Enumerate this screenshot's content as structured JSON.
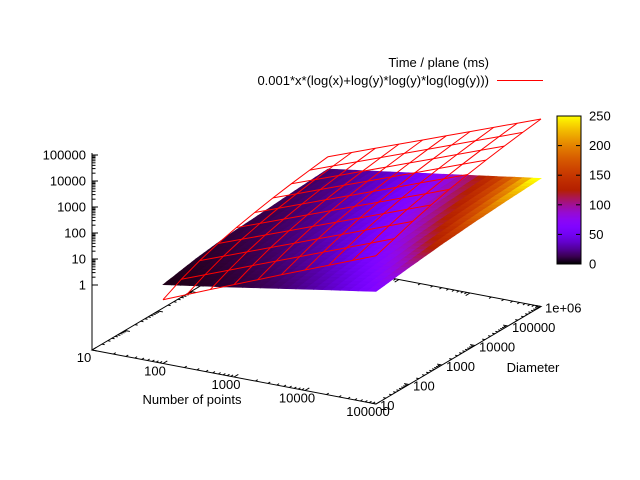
{
  "background": "#ffffff",
  "chart_data": {
    "type": "surface3d",
    "view": "gnuplot splot, log-scaled x/y/z axes, pm3d data surface plus red wireframe function",
    "legend": {
      "position": "top-right",
      "entries": [
        {
          "label": "Time / plane (ms)",
          "sample": "none"
        },
        {
          "label": "0.001*x*(log(x)+log(y)*log(y)*log(log(y)))",
          "sample": "line",
          "color": "#ff0000"
        }
      ]
    },
    "axes": {
      "x": {
        "label": "Number of points",
        "scale": "log",
        "range": [
          10,
          100000
        ],
        "tick_labels": [
          "10",
          "100",
          "1000",
          "10000",
          "100000"
        ]
      },
      "y": {
        "label": "Diameter",
        "scale": "log",
        "range": [
          10,
          1000000
        ],
        "tick_labels": [
          "10",
          "100",
          "1000",
          "10000",
          "100000",
          "1e+06"
        ]
      },
      "z": {
        "label": "",
        "scale": "log",
        "range": [
          1,
          100000
        ],
        "tick_labels": [
          "1",
          "10",
          "100",
          "1000",
          "10000",
          "100000"
        ]
      },
      "colorbar": {
        "range": [
          0,
          250
        ],
        "tick_labels": [
          "0",
          "50",
          "100",
          "150",
          "200",
          "250"
        ],
        "palette": "gnuplot-default black-purple-violet-red-orange-yellow"
      }
    },
    "series": [
      {
        "name": "Time / plane (ms)",
        "type": "pm3d-surface",
        "x_number_of_points": [
          100,
          1000,
          10000,
          100000
        ],
        "y_diameter": [
          10,
          100,
          1000,
          10000,
          100000,
          1000000
        ],
        "z_time_ms_estimated": [
          [
            3.4,
            6,
            9,
            11,
            14,
            17
          ],
          [
            9,
            15,
            22,
            29,
            36,
            42
          ],
          [
            25,
            39,
            56,
            73,
            90,
            106
          ],
          [
            67,
            100,
            141,
            184,
            226,
            268
          ]
        ]
      },
      {
        "name": "0.001*x*(log(x)+log(y)*log(y)*log(log(y)))",
        "type": "wireframe",
        "color": "#ff0000",
        "formula": "0.001*x*(ln(x)+ln(y)*ln(y)*ln(ln(y)))",
        "x_range": [
          100,
          100000
        ],
        "y_range": [
          10,
          1000000
        ],
        "isosamples": 10
      }
    ]
  }
}
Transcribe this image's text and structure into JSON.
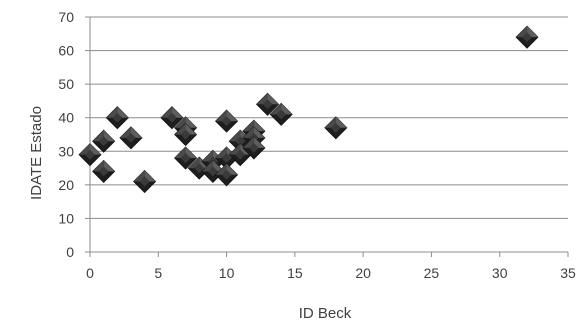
{
  "chart_data": {
    "type": "scatter",
    "xlabel": "ID Beck",
    "ylabel": "IDATE  Estado",
    "xlim": [
      0,
      35
    ],
    "ylim": [
      0,
      70
    ],
    "x_ticks": [
      0,
      5,
      10,
      15,
      20,
      25,
      30,
      35
    ],
    "y_ticks": [
      0,
      10,
      20,
      30,
      40,
      50,
      60,
      70
    ],
    "grid": "horizontal",
    "legend": "none",
    "marker": "diamond",
    "marker_color": "#3a3a3a",
    "points": [
      {
        "x": 0,
        "y": 29
      },
      {
        "x": 1,
        "y": 33
      },
      {
        "x": 1,
        "y": 24
      },
      {
        "x": 2,
        "y": 40
      },
      {
        "x": 3,
        "y": 34
      },
      {
        "x": 4,
        "y": 21
      },
      {
        "x": 6,
        "y": 40
      },
      {
        "x": 7,
        "y": 37
      },
      {
        "x": 7,
        "y": 35
      },
      {
        "x": 7,
        "y": 28
      },
      {
        "x": 8,
        "y": 25
      },
      {
        "x": 9,
        "y": 27
      },
      {
        "x": 9,
        "y": 24
      },
      {
        "x": 10,
        "y": 39
      },
      {
        "x": 10,
        "y": 28
      },
      {
        "x": 10,
        "y": 23
      },
      {
        "x": 11,
        "y": 33
      },
      {
        "x": 11,
        "y": 29
      },
      {
        "x": 12,
        "y": 36
      },
      {
        "x": 12,
        "y": 34
      },
      {
        "x": 12,
        "y": 31
      },
      {
        "x": 13,
        "y": 44
      },
      {
        "x": 14,
        "y": 41
      },
      {
        "x": 18,
        "y": 37
      },
      {
        "x": 32,
        "y": 64
      }
    ]
  }
}
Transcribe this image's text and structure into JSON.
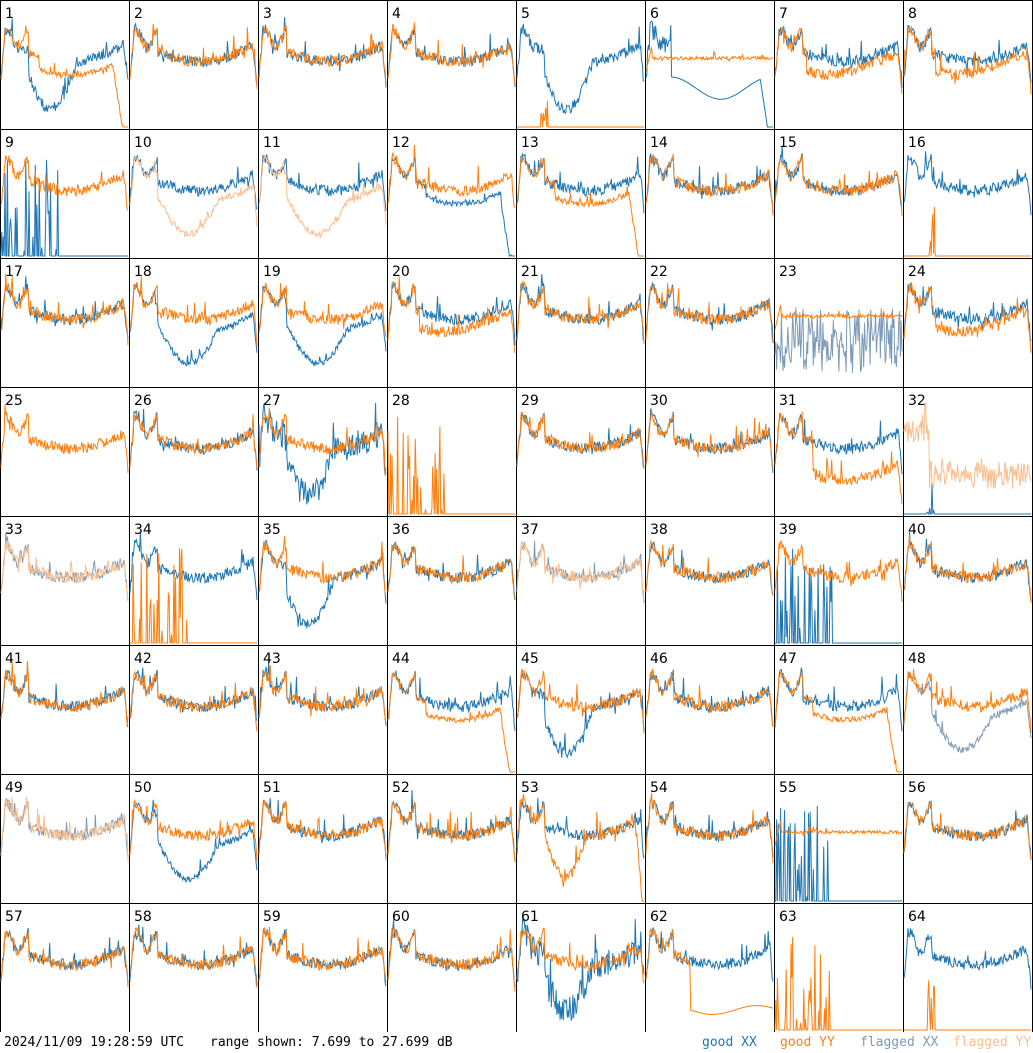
{
  "footer": {
    "timestamp": "2024/11/09 19:28:59 UTC",
    "range_text": "range shown: 7.699 to 27.699 dB"
  },
  "legend": [
    {
      "label": "good XX",
      "color": "#1f77b4"
    },
    {
      "label": "good YY",
      "color": "#ff7f0e"
    },
    {
      "label": "flagged XX",
      "color": "#7d9bb8"
    },
    {
      "label": "flagged YY",
      "color": "#f9bf8f"
    }
  ],
  "chart_data": {
    "type": "line",
    "layout": "8x8 small multiples",
    "ylim": [
      7.699,
      27.699
    ],
    "yunit": "dB",
    "series_keys": [
      "good XX",
      "good YY",
      "flagged XX",
      "flagged YY"
    ],
    "panels": [
      {
        "label": "1",
        "xx": "xx_dip",
        "yy": "yy_sag_dropoff"
      },
      {
        "label": "2",
        "xx": "normal",
        "yy": "normal"
      },
      {
        "label": "3",
        "xx": "normal",
        "yy": "normal"
      },
      {
        "label": "4",
        "xx": "normal",
        "yy": "normal"
      },
      {
        "label": "5",
        "xx": "xx_dip",
        "yy": "dead_spike"
      },
      {
        "label": "6",
        "xx": "xx_deep_dropoff",
        "yy": "high_flat"
      },
      {
        "label": "7",
        "xx": "normal",
        "yy": "sagging"
      },
      {
        "label": "8",
        "xx": "normal",
        "yy": "sagging"
      },
      {
        "label": "9",
        "xx": "dead_spikes",
        "yy": "normal"
      },
      {
        "label": "10",
        "xx": "normal",
        "yy": "flagged_sag"
      },
      {
        "label": "11",
        "xx": "normal",
        "yy": "flagged_sag"
      },
      {
        "label": "12",
        "xx": "xx_dropoff",
        "yy": "normal"
      },
      {
        "label": "13",
        "xx": "normal",
        "yy": "yy_dropoff"
      },
      {
        "label": "14",
        "xx": "normal",
        "yy": "normal"
      },
      {
        "label": "15",
        "xx": "normal",
        "yy": "normal"
      },
      {
        "label": "16",
        "xx": "normal",
        "yy": "dead_spike"
      },
      {
        "label": "17",
        "xx": "normal",
        "yy": "normal"
      },
      {
        "label": "18",
        "xx": "xx_low_dip",
        "yy": "normal"
      },
      {
        "label": "19",
        "xx": "xx_low_dip",
        "yy": "normal"
      },
      {
        "label": "20",
        "xx": "normal",
        "yy": "sagging"
      },
      {
        "label": "21",
        "xx": "normal",
        "yy": "normal"
      },
      {
        "label": "22",
        "xx": "normal",
        "yy": "normal"
      },
      {
        "label": "23",
        "xx": "flagged_noise",
        "yy": "high_flat"
      },
      {
        "label": "24",
        "xx": "normal",
        "yy": "sagging"
      },
      {
        "label": "25",
        "xx": "absent",
        "yy": "normal"
      },
      {
        "label": "26",
        "xx": "normal",
        "yy": "normal"
      },
      {
        "label": "27",
        "xx": "xx_dip_noisy",
        "yy": "normal"
      },
      {
        "label": "28",
        "xx": "absent",
        "yy": "dead_spikes"
      },
      {
        "label": "29",
        "xx": "normal",
        "yy": "normal"
      },
      {
        "label": "30",
        "xx": "normal",
        "yy": "normal"
      },
      {
        "label": "31",
        "xx": "normal",
        "yy": "low_sag"
      },
      {
        "label": "32",
        "xx": "dead_spike",
        "yy": "flagged_noisy"
      },
      {
        "label": "33",
        "xx": "flagged",
        "yy": "flagged"
      },
      {
        "label": "34",
        "xx": "normal",
        "yy": "dead_spikes"
      },
      {
        "label": "35",
        "xx": "xx_dip",
        "yy": "normal"
      },
      {
        "label": "36",
        "xx": "normal",
        "yy": "normal"
      },
      {
        "label": "37",
        "xx": "flagged",
        "yy": "flagged"
      },
      {
        "label": "38",
        "xx": "normal",
        "yy": "normal"
      },
      {
        "label": "39",
        "xx": "dead_spikes",
        "yy": "normal"
      },
      {
        "label": "40",
        "xx": "normal",
        "yy": "normal"
      },
      {
        "label": "41",
        "xx": "normal",
        "yy": "normal"
      },
      {
        "label": "42",
        "xx": "normal",
        "yy": "normal"
      },
      {
        "label": "43",
        "xx": "normal",
        "yy": "normal"
      },
      {
        "label": "44",
        "xx": "normal",
        "yy": "yy_dropoff"
      },
      {
        "label": "45",
        "xx": "xx_dip",
        "yy": "normal"
      },
      {
        "label": "46",
        "xx": "normal",
        "yy": "normal"
      },
      {
        "label": "47",
        "xx": "normal",
        "yy": "yy_dropoff"
      },
      {
        "label": "48",
        "xx": "flagged_sag",
        "yy": "normal"
      },
      {
        "label": "49",
        "xx": "flagged",
        "yy": "flagged"
      },
      {
        "label": "50",
        "xx": "xx_low_dip",
        "yy": "normal"
      },
      {
        "label": "51",
        "xx": "normal",
        "yy": "normal"
      },
      {
        "label": "52",
        "xx": "normal",
        "yy": "normal"
      },
      {
        "label": "53",
        "xx": "normal",
        "yy": "yy_dip_dropoff"
      },
      {
        "label": "54",
        "xx": "normal",
        "yy": "normal"
      },
      {
        "label": "55",
        "xx": "dead_spikes",
        "yy": "high_flat"
      },
      {
        "label": "56",
        "xx": "normal",
        "yy": "normal"
      },
      {
        "label": "57",
        "xx": "normal",
        "yy": "normal"
      },
      {
        "label": "58",
        "xx": "normal",
        "yy": "normal"
      },
      {
        "label": "59",
        "xx": "normal",
        "yy": "normal"
      },
      {
        "label": "60",
        "xx": "normal",
        "yy": "normal"
      },
      {
        "label": "61",
        "xx": "xx_dip_noisy",
        "yy": "normal"
      },
      {
        "label": "62",
        "xx": "normal",
        "yy": "yy_low_sag"
      },
      {
        "label": "63",
        "xx": "absent",
        "yy": "dead_spikes"
      },
      {
        "label": "64",
        "xx": "normal",
        "yy": "dead_spike"
      }
    ]
  }
}
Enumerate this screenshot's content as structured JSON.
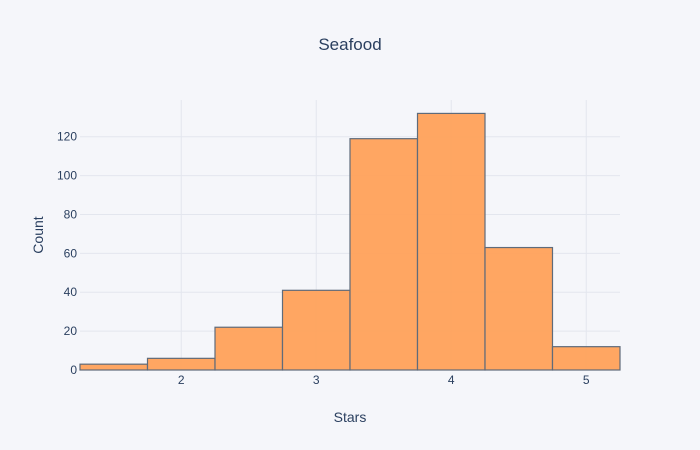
{
  "chart_data": {
    "type": "bar",
    "title": "Seafood",
    "xlabel": "Stars",
    "ylabel": "Count",
    "bins": [
      {
        "start": 1.25,
        "end": 1.75,
        "count": 3
      },
      {
        "start": 1.75,
        "end": 2.25,
        "count": 6
      },
      {
        "start": 2.25,
        "end": 2.75,
        "count": 22
      },
      {
        "start": 2.75,
        "end": 3.25,
        "count": 41
      },
      {
        "start": 3.25,
        "end": 3.75,
        "count": 119
      },
      {
        "start": 3.75,
        "end": 4.25,
        "count": 132
      },
      {
        "start": 4.25,
        "end": 4.75,
        "count": 63
      },
      {
        "start": 4.75,
        "end": 5.25,
        "count": 12
      }
    ],
    "xlim": [
      1.25,
      5.25
    ],
    "ylim": [
      0,
      138.9
    ],
    "xticks": [
      2,
      3,
      4,
      5
    ],
    "yticks": [
      0,
      20,
      40,
      60,
      80,
      100,
      120
    ],
    "grid": true,
    "colors": {
      "bar_fill": "#ffa15a",
      "bar_edge": "#5f6b7a",
      "background": "#f5f6fa",
      "grid": "#e3e6ee",
      "text": "#2a3f5f"
    }
  }
}
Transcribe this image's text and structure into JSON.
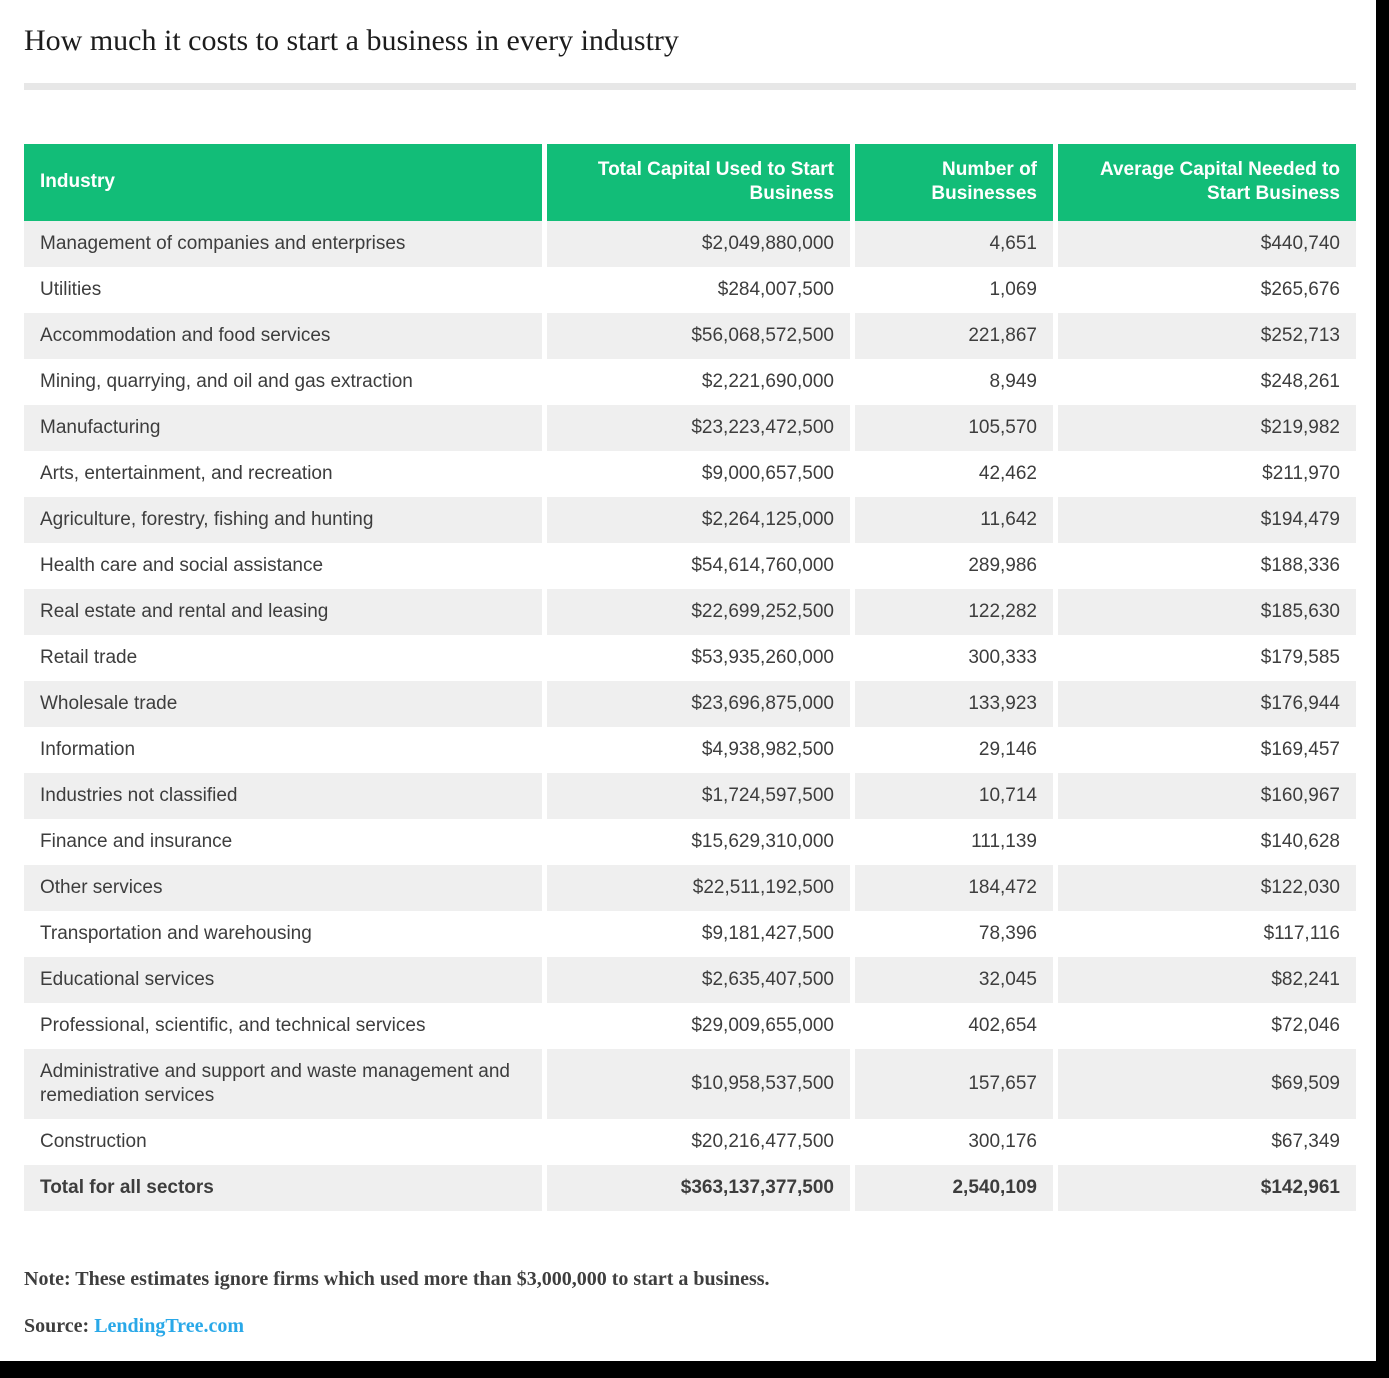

········

The exercise - Copy down every line of the entries containing the word "gnuplot".

Response for this exercise -
    "view": "gnuplot splot, log-scaled x/y/z axes, pm3d data surface plus red wireframe function",
        "palette": "gnuplot-default black-purple-violet-red-orange-yellow"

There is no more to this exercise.